*Stated exercise:*
Copy out all the entries word for word.
#### Entries shown ####
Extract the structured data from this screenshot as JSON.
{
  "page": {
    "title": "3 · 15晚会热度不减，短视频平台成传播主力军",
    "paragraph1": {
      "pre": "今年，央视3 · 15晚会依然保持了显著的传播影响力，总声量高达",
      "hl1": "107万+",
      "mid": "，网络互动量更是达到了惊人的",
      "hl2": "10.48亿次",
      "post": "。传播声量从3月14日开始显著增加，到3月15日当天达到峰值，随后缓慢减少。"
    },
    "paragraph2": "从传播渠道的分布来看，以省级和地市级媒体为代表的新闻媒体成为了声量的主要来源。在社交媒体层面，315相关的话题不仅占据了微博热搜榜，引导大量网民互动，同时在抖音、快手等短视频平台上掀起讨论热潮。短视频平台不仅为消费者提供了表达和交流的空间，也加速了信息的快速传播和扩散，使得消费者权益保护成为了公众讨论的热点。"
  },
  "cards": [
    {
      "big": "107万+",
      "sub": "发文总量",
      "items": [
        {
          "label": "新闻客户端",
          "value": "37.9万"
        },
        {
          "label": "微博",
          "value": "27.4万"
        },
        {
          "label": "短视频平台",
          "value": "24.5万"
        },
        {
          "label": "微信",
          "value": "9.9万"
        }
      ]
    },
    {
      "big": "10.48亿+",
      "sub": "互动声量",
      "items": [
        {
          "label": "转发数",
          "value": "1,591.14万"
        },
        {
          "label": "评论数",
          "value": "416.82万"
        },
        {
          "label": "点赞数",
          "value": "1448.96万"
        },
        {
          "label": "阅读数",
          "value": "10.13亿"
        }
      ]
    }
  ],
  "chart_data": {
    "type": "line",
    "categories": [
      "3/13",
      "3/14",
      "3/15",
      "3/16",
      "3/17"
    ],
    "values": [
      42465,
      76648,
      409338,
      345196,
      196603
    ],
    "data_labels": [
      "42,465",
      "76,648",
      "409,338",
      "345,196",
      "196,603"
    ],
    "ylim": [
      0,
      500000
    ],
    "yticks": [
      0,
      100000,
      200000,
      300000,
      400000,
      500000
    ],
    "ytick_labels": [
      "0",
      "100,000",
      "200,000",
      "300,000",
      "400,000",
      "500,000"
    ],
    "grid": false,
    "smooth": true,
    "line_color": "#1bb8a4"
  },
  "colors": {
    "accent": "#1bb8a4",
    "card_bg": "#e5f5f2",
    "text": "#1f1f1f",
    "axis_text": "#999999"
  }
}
####
*Solved exercise:*
Extract the structured data from this screenshot as JSON.
{
  "page": {
    "title": "3 · 15晚会热度不减，短视频平台成传播主力军",
    "paragraph1": {
      "pre": "今年，央视3 · 15晚会依然保持了显著的传播影响力，总声量高达",
      "hl1": "107万+",
      "mid": "，网络互动量更是达到了惊人的",
      "hl2": "10.48亿次",
      "post": "。传播声量从3月14日开始显著增加，到3月15日当天达到峰值，随后缓慢减少。"
    },
    "paragraph2": "从传播渠道的分布来看，以省级和地市级媒体为代表的新闻媒体成为了声量的主要来源。在社交媒体层面，315相关的话题不仅占据了微博热搜榜，引导大量网民互动，同时在抖音、快手等短视频平台上掀起讨论热潮。短视频平台不仅为消费者提供了表达和交流的空间，也加速了信息的快速传播和扩散，使得消费者权益保护成为了公众讨论的热点。"
  },
  "cards": [
    {
      "big": "107万+",
      "sub": "发文总量",
      "items": [
        {
          "label": "新闻客户端",
          "value": "37.9万"
        },
        {
          "label": "微博",
          "value": "27.4万"
        },
        {
          "label": "短视频平台",
          "value": "24.5万"
        },
        {
          "label": "微信",
          "value": "9.9万"
        }
      ]
    },
    {
      "big": "10.48亿+",
      "sub": "互动声量",
      "items": [
        {
          "label": "转发数",
          "value": "1,591.14万"
        },
        {
          "label": "评论数",
          "value": "416.82万"
        },
        {
          "label": "点赞数",
          "value": "1448.96万"
        },
        {
          "label": "阅读数",
          "value": "10.13亿"
        }
      ]
    }
  ],
  "chart_data": {
    "type": "line",
    "categories": [
      "3/13",
      "3/14",
      "3/15",
      "3/16",
      "3/17"
    ],
    "values": [
      42465,
      76648,
      409338,
      345196,
      196603
    ],
    "data_labels": [
      "42,465",
      "76,648",
      "409,338",
      "345,196",
      "196,603"
    ],
    "ylim": [
      0,
      500000
    ],
    "yticks": [
      0,
      100000,
      200000,
      300000,
      400000,
      500000
    ],
    "ytick_labels": [
      "0",
      "100,000",
      "200,000",
      "300,000",
      "400,000",
      "500,000"
    ],
    "grid": false,
    "smooth": true,
    "line_color": "#1bb8a4"
  },
  "colors": {
    "accent": "#1bb8a4",
    "card_bg": "#e5f5f2",
    "text": "#1f1f1f",
    "axis_text": "#999999"
  }
}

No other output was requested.